>> BEGIN Given entries

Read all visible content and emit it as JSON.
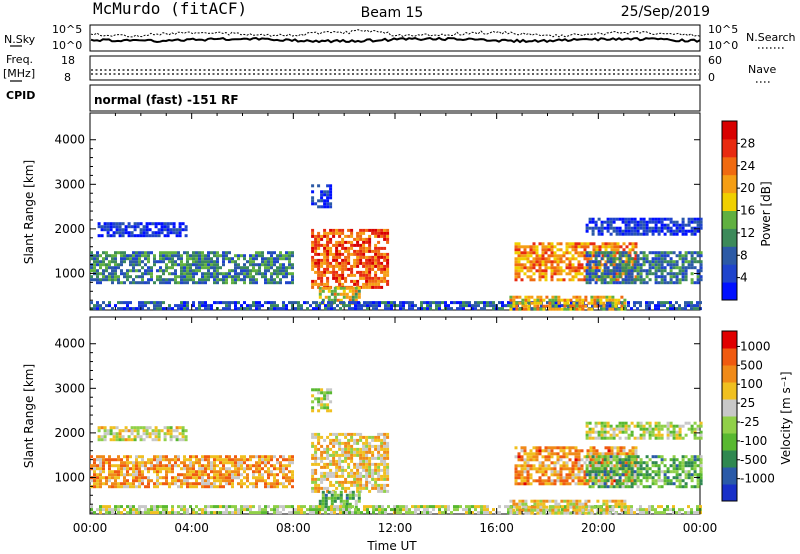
{
  "header": {
    "station": "McMurdo (fitACF)",
    "beam": "Beam 15",
    "date": "25/Sep/2019"
  },
  "noise_panel": {
    "left_label": "N.Sky",
    "right_label": "N.Search",
    "left_ticks": [
      "10^5",
      "10^0"
    ],
    "right_ticks": [
      "10^5",
      "10^0"
    ]
  },
  "freq_panel": {
    "left_label_line1": "Freq.",
    "left_label_line2": "[MHz]",
    "left_ticks": [
      "18",
      "8"
    ],
    "right_label": "Nave",
    "right_ticks": [
      "60",
      "0"
    ]
  },
  "cpid": {
    "label": "CPID",
    "text": "normal (fast) -151 RF"
  },
  "chart_data": [
    {
      "type": "heatmap",
      "parameter": "Power",
      "ylabel": "Slant Range [km]",
      "ylim": [
        180,
        4600
      ],
      "yticks": [
        "1000",
        "2000",
        "3000",
        "4000"
      ],
      "xlim": [
        0,
        24
      ],
      "colorbar": {
        "label": "Power [dB]",
        "ticks": [
          "4",
          "8",
          "12",
          "16",
          "20",
          "24",
          "28"
        ],
        "range": [
          0,
          32
        ],
        "colors": [
          "#0010ff",
          "#1f44cc",
          "#2c5aa6",
          "#3c8a5a",
          "#60b040",
          "#f0d000",
          "#f59e14",
          "#f06a10",
          "#e82a10",
          "#d80000"
        ]
      },
      "regions": [
        {
          "x0": 0.0,
          "x1": 8.0,
          "y0": 800,
          "y1": 1500,
          "level": 0.32
        },
        {
          "x0": 0.3,
          "x1": 3.8,
          "y0": 1850,
          "y1": 2150,
          "level": 0.1
        },
        {
          "x0": 8.7,
          "x1": 11.7,
          "y0": 700,
          "y1": 2000,
          "level": 0.78
        },
        {
          "x0": 8.7,
          "x1": 9.5,
          "y0": 2500,
          "y1": 3000,
          "level": 0.12
        },
        {
          "x0": 9.0,
          "x1": 10.6,
          "y0": 350,
          "y1": 700,
          "level": 0.55
        },
        {
          "x0": 16.7,
          "x1": 21.5,
          "y0": 850,
          "y1": 1700,
          "level": 0.7
        },
        {
          "x0": 19.5,
          "x1": 24.0,
          "y0": 800,
          "y1": 1500,
          "level": 0.28
        },
        {
          "x0": 19.5,
          "x1": 24.0,
          "y0": 1850,
          "y1": 2250,
          "level": 0.12
        },
        {
          "x0": 0.0,
          "x1": 24.0,
          "y0": 190,
          "y1": 380,
          "level": 0.2
        },
        {
          "x0": 16.5,
          "x1": 21.0,
          "y0": 200,
          "y1": 500,
          "level": 0.6
        }
      ]
    },
    {
      "type": "heatmap",
      "parameter": "Velocity",
      "ylabel": "Slant Range [km]",
      "ylim": [
        180,
        4600
      ],
      "yticks": [
        "1000",
        "2000",
        "3000",
        "4000"
      ],
      "xlim": [
        0,
        24
      ],
      "xticks": [
        "00:00",
        "04:00",
        "08:00",
        "12:00",
        "16:00",
        "20:00",
        "00:00"
      ],
      "xlabel": "Time UT",
      "colorbar": {
        "label": "Velocity [m s⁻¹]",
        "ticks": [
          "1000",
          "500",
          "100",
          "25",
          "-25",
          "-100",
          "-500",
          "-1000"
        ],
        "range": [
          -1200,
          1200
        ],
        "colors": [
          "#1830c8",
          "#2a5aa8",
          "#2f8850",
          "#58b830",
          "#90d048",
          "#c8c8c8",
          "#f0c020",
          "#f08a18",
          "#f05a10",
          "#e00000"
        ]
      },
      "regions": [
        {
          "x0": 0.0,
          "x1": 8.0,
          "y0": 800,
          "y1": 1500,
          "level": 0.72
        },
        {
          "x0": 0.3,
          "x1": 3.8,
          "y0": 1850,
          "y1": 2150,
          "level": 0.55
        },
        {
          "x0": 8.7,
          "x1": 11.7,
          "y0": 700,
          "y1": 2000,
          "level": 0.62
        },
        {
          "x0": 8.7,
          "x1": 9.5,
          "y0": 2500,
          "y1": 3000,
          "level": 0.5
        },
        {
          "x0": 9.0,
          "x1": 10.6,
          "y0": 350,
          "y1": 700,
          "level": 0.35
        },
        {
          "x0": 16.7,
          "x1": 21.5,
          "y0": 850,
          "y1": 1700,
          "level": 0.73
        },
        {
          "x0": 19.5,
          "x1": 24.0,
          "y0": 800,
          "y1": 1500,
          "level": 0.35
        },
        {
          "x0": 19.5,
          "x1": 24.0,
          "y0": 1850,
          "y1": 2250,
          "level": 0.5
        },
        {
          "x0": 0.0,
          "x1": 24.0,
          "y0": 190,
          "y1": 380,
          "level": 0.5
        },
        {
          "x0": 16.5,
          "x1": 21.0,
          "y0": 200,
          "y1": 500,
          "level": 0.6
        }
      ]
    }
  ]
}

>> END Given entries

Set task
Using the data above, write out every line exactly, leaving the images behind.

Result of the task
Read all visible content and emit it as JSON.
{
  "header": {
    "station": "McMurdo (fitACF)",
    "beam": "Beam 15",
    "date": "25/Sep/2019"
  },
  "noise_panel": {
    "left_label": "N.Sky",
    "right_label": "N.Search",
    "left_ticks": [
      "10^5",
      "10^0"
    ],
    "right_ticks": [
      "10^5",
      "10^0"
    ]
  },
  "freq_panel": {
    "left_label_line1": "Freq.",
    "left_label_line2": "[MHz]",
    "left_ticks": [
      "18",
      "8"
    ],
    "right_label": "Nave",
    "right_ticks": [
      "60",
      "0"
    ]
  },
  "cpid": {
    "label": "CPID",
    "text": "normal (fast) -151 RF"
  },
  "chart_data": [
    {
      "type": "heatmap",
      "parameter": "Power",
      "ylabel": "Slant Range [km]",
      "ylim": [
        180,
        4600
      ],
      "yticks": [
        "1000",
        "2000",
        "3000",
        "4000"
      ],
      "xlim": [
        0,
        24
      ],
      "colorbar": {
        "label": "Power [dB]",
        "ticks": [
          "4",
          "8",
          "12",
          "16",
          "20",
          "24",
          "28"
        ],
        "range": [
          0,
          32
        ],
        "colors": [
          "#0010ff",
          "#1f44cc",
          "#2c5aa6",
          "#3c8a5a",
          "#60b040",
          "#f0d000",
          "#f59e14",
          "#f06a10",
          "#e82a10",
          "#d80000"
        ]
      },
      "regions": [
        {
          "x0": 0.0,
          "x1": 8.0,
          "y0": 800,
          "y1": 1500,
          "level": 0.32
        },
        {
          "x0": 0.3,
          "x1": 3.8,
          "y0": 1850,
          "y1": 2150,
          "level": 0.1
        },
        {
          "x0": 8.7,
          "x1": 11.7,
          "y0": 700,
          "y1": 2000,
          "level": 0.78
        },
        {
          "x0": 8.7,
          "x1": 9.5,
          "y0": 2500,
          "y1": 3000,
          "level": 0.12
        },
        {
          "x0": 9.0,
          "x1": 10.6,
          "y0": 350,
          "y1": 700,
          "level": 0.55
        },
        {
          "x0": 16.7,
          "x1": 21.5,
          "y0": 850,
          "y1": 1700,
          "level": 0.7
        },
        {
          "x0": 19.5,
          "x1": 24.0,
          "y0": 800,
          "y1": 1500,
          "level": 0.28
        },
        {
          "x0": 19.5,
          "x1": 24.0,
          "y0": 1850,
          "y1": 2250,
          "level": 0.12
        },
        {
          "x0": 0.0,
          "x1": 24.0,
          "y0": 190,
          "y1": 380,
          "level": 0.2
        },
        {
          "x0": 16.5,
          "x1": 21.0,
          "y0": 200,
          "y1": 500,
          "level": 0.6
        }
      ]
    },
    {
      "type": "heatmap",
      "parameter": "Velocity",
      "ylabel": "Slant Range [km]",
      "ylim": [
        180,
        4600
      ],
      "yticks": [
        "1000",
        "2000",
        "3000",
        "4000"
      ],
      "xlim": [
        0,
        24
      ],
      "xticks": [
        "00:00",
        "04:00",
        "08:00",
        "12:00",
        "16:00",
        "20:00",
        "00:00"
      ],
      "xlabel": "Time UT",
      "colorbar": {
        "label": "Velocity [m s⁻¹]",
        "ticks": [
          "1000",
          "500",
          "100",
          "25",
          "-25",
          "-100",
          "-500",
          "-1000"
        ],
        "range": [
          -1200,
          1200
        ],
        "colors": [
          "#1830c8",
          "#2a5aa8",
          "#2f8850",
          "#58b830",
          "#90d048",
          "#c8c8c8",
          "#f0c020",
          "#f08a18",
          "#f05a10",
          "#e00000"
        ]
      },
      "regions": [
        {
          "x0": 0.0,
          "x1": 8.0,
          "y0": 800,
          "y1": 1500,
          "level": 0.72
        },
        {
          "x0": 0.3,
          "x1": 3.8,
          "y0": 1850,
          "y1": 2150,
          "level": 0.55
        },
        {
          "x0": 8.7,
          "x1": 11.7,
          "y0": 700,
          "y1": 2000,
          "level": 0.62
        },
        {
          "x0": 8.7,
          "x1": 9.5,
          "y0": 2500,
          "y1": 3000,
          "level": 0.5
        },
        {
          "x0": 9.0,
          "x1": 10.6,
          "y0": 350,
          "y1": 700,
          "level": 0.35
        },
        {
          "x0": 16.7,
          "x1": 21.5,
          "y0": 850,
          "y1": 1700,
          "level": 0.73
        },
        {
          "x0": 19.5,
          "x1": 24.0,
          "y0": 800,
          "y1": 1500,
          "level": 0.35
        },
        {
          "x0": 19.5,
          "x1": 24.0,
          "y0": 1850,
          "y1": 2250,
          "level": 0.5
        },
        {
          "x0": 0.0,
          "x1": 24.0,
          "y0": 190,
          "y1": 380,
          "level": 0.5
        },
        {
          "x0": 16.5,
          "x1": 21.0,
          "y0": 200,
          "y1": 500,
          "level": 0.6
        }
      ]
    }
  ]
}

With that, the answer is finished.